> [The data]:
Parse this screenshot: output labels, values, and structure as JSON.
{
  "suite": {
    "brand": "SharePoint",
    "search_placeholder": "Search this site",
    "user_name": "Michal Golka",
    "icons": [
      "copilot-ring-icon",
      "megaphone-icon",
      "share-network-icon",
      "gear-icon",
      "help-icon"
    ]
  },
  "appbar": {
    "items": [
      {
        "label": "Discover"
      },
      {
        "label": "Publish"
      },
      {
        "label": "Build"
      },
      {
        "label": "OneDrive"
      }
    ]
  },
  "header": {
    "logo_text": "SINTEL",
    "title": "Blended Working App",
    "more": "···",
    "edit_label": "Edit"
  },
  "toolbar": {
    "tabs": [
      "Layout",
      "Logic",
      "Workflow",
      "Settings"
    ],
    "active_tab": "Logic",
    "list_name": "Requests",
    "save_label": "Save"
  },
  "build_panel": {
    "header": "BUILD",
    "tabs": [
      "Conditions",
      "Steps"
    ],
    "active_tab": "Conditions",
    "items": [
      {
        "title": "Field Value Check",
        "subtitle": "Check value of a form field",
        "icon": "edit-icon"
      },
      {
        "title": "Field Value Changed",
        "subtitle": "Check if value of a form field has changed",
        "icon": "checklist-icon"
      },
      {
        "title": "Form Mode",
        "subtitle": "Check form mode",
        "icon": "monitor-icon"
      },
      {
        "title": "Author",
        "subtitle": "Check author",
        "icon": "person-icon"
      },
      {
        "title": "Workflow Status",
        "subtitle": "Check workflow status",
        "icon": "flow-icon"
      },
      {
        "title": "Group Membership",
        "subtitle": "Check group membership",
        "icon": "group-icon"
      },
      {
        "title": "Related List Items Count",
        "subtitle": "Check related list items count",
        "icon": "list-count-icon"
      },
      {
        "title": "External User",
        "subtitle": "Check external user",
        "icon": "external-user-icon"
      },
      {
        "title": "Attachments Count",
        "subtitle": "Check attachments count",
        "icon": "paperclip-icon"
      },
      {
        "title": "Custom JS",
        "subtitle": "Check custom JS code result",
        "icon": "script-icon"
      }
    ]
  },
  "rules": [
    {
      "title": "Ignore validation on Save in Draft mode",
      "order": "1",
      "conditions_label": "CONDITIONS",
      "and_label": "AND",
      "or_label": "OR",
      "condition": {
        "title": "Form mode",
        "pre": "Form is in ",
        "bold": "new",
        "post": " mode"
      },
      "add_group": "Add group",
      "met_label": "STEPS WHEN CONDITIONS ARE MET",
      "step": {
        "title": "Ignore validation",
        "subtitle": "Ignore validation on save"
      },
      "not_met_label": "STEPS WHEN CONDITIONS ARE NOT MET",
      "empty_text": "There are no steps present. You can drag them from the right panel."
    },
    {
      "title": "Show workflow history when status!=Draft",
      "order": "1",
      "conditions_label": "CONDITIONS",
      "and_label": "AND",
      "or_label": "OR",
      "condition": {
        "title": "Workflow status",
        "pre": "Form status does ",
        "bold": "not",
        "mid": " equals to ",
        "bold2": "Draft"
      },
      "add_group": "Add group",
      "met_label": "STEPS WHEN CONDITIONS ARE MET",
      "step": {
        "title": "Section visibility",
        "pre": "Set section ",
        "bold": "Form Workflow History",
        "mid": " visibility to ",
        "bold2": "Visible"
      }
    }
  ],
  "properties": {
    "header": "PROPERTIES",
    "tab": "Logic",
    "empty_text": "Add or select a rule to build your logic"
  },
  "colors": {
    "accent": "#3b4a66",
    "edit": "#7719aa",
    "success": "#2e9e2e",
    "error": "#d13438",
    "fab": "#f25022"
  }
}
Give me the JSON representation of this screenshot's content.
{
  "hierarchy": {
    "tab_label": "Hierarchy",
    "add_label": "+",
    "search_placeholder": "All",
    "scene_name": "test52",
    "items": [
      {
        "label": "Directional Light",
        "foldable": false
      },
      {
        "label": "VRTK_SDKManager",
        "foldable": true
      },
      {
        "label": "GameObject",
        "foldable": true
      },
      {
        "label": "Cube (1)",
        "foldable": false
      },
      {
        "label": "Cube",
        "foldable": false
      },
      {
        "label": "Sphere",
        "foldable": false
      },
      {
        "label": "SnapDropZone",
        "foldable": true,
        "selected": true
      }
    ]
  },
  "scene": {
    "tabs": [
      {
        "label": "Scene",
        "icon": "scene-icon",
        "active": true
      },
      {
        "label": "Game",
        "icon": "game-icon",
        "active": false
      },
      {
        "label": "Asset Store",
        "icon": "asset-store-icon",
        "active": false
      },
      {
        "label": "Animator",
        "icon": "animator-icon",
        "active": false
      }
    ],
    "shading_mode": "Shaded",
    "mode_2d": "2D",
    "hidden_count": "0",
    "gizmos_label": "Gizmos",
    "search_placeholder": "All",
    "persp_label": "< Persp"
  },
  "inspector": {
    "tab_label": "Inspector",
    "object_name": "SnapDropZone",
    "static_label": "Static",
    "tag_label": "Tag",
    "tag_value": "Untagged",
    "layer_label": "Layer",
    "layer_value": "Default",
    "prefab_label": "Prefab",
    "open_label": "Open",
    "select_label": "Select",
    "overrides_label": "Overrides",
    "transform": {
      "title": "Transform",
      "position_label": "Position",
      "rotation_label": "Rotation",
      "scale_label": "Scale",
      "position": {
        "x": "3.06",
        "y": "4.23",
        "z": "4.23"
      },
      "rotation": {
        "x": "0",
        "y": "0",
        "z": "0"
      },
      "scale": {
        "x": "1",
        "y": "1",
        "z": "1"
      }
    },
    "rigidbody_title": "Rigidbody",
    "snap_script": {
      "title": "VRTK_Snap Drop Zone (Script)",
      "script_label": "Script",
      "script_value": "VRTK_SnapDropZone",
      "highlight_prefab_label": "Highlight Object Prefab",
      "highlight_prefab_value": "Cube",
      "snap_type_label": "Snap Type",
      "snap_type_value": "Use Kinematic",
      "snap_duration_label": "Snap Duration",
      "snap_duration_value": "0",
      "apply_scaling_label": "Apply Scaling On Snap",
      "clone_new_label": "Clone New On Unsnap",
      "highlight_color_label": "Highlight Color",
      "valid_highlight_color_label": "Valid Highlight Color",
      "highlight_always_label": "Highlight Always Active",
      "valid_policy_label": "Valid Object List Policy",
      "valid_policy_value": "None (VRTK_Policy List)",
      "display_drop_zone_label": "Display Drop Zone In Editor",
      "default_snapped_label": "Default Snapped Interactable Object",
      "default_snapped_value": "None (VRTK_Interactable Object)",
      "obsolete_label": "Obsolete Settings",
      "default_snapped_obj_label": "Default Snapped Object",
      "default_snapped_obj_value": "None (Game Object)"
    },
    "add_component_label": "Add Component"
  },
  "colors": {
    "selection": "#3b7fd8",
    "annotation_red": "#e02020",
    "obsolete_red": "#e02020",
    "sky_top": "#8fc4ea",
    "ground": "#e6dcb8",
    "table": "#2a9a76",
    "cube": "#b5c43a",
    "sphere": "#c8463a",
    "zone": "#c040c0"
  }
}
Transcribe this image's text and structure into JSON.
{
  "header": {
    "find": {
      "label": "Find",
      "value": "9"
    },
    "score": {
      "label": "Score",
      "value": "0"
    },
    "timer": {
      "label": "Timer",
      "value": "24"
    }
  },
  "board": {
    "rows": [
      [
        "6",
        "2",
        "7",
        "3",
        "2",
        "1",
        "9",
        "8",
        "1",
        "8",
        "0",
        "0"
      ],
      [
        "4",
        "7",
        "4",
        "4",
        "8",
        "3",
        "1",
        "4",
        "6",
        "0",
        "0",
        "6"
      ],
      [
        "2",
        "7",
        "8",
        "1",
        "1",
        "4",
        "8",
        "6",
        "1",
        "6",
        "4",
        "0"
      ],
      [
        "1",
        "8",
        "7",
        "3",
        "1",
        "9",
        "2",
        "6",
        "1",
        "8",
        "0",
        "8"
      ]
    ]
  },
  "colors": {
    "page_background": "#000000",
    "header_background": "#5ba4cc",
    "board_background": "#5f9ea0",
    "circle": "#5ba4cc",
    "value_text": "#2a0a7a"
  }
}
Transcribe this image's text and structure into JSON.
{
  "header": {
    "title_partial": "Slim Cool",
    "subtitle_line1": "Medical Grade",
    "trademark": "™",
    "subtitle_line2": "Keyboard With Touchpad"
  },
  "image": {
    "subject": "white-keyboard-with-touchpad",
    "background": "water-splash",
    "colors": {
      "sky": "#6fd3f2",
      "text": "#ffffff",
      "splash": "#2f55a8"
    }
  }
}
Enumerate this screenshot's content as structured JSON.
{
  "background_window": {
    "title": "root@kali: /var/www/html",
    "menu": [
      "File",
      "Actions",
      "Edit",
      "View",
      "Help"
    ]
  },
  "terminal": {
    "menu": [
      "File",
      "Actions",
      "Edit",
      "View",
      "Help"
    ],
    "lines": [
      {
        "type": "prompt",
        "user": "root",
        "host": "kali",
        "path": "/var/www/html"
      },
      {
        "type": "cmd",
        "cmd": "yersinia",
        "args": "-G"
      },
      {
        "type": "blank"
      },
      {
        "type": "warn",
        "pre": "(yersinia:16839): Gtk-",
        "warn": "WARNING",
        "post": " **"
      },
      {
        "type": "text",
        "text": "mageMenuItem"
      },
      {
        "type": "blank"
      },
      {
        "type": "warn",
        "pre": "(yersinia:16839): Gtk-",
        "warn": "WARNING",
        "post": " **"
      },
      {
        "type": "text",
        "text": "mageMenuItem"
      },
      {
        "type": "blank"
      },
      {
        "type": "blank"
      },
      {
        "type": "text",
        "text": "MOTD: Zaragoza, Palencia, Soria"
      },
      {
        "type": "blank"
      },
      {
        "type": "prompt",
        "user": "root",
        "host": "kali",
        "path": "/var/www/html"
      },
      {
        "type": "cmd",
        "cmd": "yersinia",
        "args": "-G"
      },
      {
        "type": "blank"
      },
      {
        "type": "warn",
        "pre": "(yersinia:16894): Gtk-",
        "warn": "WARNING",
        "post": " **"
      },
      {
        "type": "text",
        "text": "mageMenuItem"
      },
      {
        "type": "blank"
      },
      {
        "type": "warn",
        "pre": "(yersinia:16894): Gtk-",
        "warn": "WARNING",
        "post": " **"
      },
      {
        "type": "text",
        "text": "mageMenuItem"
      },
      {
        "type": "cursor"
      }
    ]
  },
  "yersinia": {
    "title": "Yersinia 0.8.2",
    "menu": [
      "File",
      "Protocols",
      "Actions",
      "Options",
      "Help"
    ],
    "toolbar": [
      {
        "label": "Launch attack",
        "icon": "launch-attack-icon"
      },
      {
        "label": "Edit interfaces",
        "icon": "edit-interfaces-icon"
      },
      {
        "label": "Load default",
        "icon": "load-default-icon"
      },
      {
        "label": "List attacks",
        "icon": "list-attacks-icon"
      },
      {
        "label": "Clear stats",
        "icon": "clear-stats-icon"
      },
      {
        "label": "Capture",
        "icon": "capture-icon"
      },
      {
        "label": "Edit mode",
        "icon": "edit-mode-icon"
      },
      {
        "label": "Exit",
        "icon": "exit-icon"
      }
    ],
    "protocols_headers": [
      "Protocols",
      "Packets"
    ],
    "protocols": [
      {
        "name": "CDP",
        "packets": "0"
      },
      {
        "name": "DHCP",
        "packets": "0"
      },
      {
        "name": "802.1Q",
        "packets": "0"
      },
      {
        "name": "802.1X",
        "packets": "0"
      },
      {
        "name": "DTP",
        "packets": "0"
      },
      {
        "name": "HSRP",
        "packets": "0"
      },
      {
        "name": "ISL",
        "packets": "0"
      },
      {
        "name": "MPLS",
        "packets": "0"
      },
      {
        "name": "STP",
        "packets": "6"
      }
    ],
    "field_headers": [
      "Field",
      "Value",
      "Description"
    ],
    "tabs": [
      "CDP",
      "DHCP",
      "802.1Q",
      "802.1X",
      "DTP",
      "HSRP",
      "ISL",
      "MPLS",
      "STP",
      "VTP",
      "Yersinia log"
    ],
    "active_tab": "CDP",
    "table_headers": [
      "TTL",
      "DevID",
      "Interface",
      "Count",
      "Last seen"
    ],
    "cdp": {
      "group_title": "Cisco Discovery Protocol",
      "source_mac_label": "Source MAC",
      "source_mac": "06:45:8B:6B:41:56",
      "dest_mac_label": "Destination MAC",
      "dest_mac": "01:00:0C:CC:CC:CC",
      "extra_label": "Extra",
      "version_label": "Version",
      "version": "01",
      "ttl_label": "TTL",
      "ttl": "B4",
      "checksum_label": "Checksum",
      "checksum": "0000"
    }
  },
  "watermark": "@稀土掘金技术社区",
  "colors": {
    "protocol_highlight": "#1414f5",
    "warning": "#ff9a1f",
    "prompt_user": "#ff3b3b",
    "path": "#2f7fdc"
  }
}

> [Written instruction]:
Write out every line of the entries that holds the word "visibility".

> [Correct result]:
        "title": "Section visibility",
        "mid": " visibility to ",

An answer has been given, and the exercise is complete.